[Exercise requirements]:
The answer is one number: how many lines in the data below hold "HRMS".

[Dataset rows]
#####
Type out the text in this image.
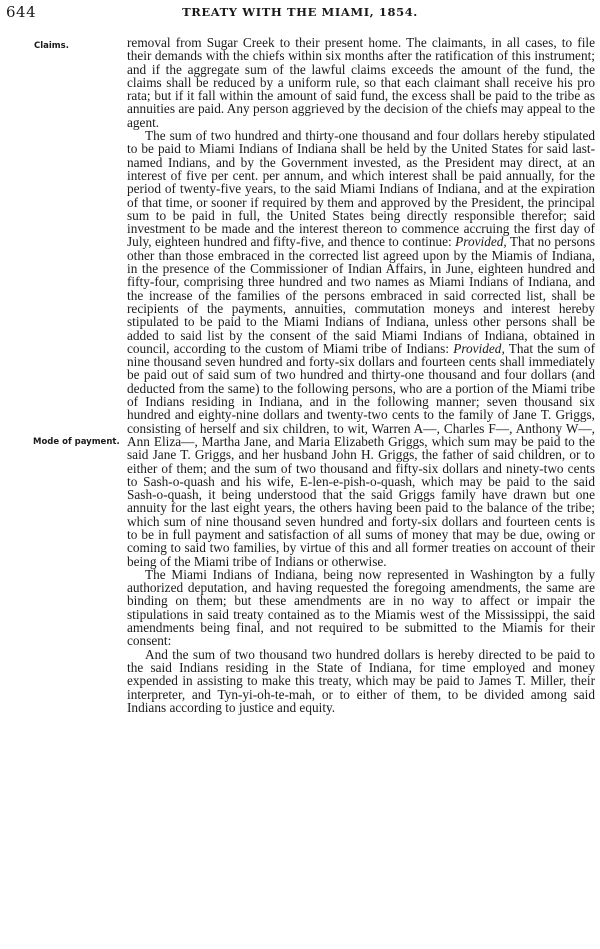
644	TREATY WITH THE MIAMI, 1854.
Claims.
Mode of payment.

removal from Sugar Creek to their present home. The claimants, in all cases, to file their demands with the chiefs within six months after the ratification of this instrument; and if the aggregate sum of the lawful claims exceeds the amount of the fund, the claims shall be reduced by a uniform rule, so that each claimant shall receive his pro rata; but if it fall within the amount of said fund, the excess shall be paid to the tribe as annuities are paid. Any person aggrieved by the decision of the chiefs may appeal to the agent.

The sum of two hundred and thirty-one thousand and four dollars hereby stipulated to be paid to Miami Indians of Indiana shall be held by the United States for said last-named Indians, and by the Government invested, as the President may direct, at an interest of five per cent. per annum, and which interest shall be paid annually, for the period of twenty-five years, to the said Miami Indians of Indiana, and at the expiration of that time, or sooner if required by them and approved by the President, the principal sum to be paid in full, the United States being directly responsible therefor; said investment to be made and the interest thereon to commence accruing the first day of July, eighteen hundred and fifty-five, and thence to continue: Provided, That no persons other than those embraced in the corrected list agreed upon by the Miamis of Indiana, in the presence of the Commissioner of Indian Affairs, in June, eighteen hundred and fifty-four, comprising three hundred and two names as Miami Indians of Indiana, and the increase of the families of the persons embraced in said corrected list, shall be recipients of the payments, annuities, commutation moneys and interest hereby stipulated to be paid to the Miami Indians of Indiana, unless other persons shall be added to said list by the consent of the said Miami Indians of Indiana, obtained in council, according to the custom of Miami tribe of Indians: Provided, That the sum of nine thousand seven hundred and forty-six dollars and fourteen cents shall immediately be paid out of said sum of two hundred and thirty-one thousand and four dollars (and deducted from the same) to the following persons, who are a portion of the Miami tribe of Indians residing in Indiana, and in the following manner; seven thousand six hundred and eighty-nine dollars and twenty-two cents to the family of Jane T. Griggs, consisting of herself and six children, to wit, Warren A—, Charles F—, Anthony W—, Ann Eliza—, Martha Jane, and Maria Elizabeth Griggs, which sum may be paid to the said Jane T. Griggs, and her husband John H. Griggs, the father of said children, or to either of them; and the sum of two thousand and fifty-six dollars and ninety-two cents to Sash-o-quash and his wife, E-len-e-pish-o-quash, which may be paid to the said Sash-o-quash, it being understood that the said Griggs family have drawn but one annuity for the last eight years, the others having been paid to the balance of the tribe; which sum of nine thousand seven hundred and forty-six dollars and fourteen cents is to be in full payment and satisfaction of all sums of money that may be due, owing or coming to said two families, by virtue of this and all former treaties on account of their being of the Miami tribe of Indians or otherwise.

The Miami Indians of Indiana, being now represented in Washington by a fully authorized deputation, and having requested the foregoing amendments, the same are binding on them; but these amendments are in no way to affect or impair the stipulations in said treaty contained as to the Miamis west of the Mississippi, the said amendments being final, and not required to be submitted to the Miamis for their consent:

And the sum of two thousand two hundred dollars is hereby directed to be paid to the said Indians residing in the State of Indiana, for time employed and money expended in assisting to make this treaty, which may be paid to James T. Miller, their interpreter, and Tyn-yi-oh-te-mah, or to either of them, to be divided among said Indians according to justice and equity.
#####
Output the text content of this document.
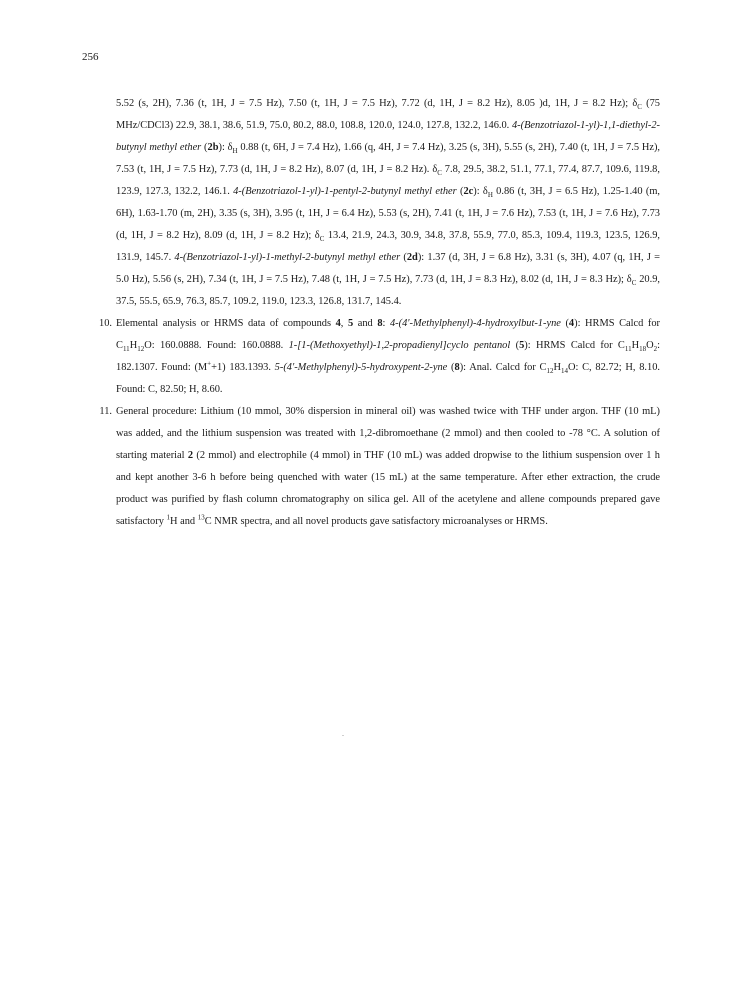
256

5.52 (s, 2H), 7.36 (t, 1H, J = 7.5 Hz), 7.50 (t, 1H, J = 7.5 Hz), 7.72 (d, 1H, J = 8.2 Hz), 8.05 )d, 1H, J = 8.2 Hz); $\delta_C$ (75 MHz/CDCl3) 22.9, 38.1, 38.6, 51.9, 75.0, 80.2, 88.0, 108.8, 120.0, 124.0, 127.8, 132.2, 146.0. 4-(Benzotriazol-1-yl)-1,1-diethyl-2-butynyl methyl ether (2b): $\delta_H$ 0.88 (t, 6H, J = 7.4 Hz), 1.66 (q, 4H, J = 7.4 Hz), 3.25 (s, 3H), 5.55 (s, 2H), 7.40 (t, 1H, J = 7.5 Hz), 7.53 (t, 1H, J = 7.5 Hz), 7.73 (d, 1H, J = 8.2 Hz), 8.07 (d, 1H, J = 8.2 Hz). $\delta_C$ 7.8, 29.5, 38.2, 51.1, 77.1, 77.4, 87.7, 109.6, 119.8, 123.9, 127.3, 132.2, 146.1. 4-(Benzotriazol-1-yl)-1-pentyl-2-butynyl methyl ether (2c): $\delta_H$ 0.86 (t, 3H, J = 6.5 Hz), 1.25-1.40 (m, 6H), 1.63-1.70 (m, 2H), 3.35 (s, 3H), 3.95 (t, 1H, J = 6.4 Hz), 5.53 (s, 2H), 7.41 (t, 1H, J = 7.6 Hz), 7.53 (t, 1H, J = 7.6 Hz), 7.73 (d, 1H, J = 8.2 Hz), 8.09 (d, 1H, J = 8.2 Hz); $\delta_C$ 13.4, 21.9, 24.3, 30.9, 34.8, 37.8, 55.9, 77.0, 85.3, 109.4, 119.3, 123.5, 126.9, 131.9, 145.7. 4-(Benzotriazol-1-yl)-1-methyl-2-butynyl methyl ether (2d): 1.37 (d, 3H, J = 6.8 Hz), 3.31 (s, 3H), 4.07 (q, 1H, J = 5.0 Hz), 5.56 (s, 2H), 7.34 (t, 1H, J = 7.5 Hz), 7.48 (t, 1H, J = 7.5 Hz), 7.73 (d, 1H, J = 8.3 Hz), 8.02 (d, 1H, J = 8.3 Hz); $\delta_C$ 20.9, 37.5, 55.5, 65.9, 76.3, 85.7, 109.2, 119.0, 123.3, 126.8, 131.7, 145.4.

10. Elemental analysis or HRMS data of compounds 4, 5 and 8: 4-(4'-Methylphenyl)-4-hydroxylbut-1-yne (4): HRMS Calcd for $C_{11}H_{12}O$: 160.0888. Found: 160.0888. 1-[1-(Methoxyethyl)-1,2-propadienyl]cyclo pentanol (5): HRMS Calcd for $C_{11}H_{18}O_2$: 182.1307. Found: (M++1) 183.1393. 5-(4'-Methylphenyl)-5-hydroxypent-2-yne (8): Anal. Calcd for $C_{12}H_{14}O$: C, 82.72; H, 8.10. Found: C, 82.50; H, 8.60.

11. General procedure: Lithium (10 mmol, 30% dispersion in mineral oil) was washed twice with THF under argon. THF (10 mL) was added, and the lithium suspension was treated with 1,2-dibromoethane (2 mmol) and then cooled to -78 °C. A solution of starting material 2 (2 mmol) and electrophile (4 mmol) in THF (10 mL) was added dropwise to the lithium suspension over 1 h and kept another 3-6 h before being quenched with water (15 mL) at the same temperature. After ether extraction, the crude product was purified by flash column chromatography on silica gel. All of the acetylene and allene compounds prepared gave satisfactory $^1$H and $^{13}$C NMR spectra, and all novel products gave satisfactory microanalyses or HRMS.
#####
[Result of this exercise]:
2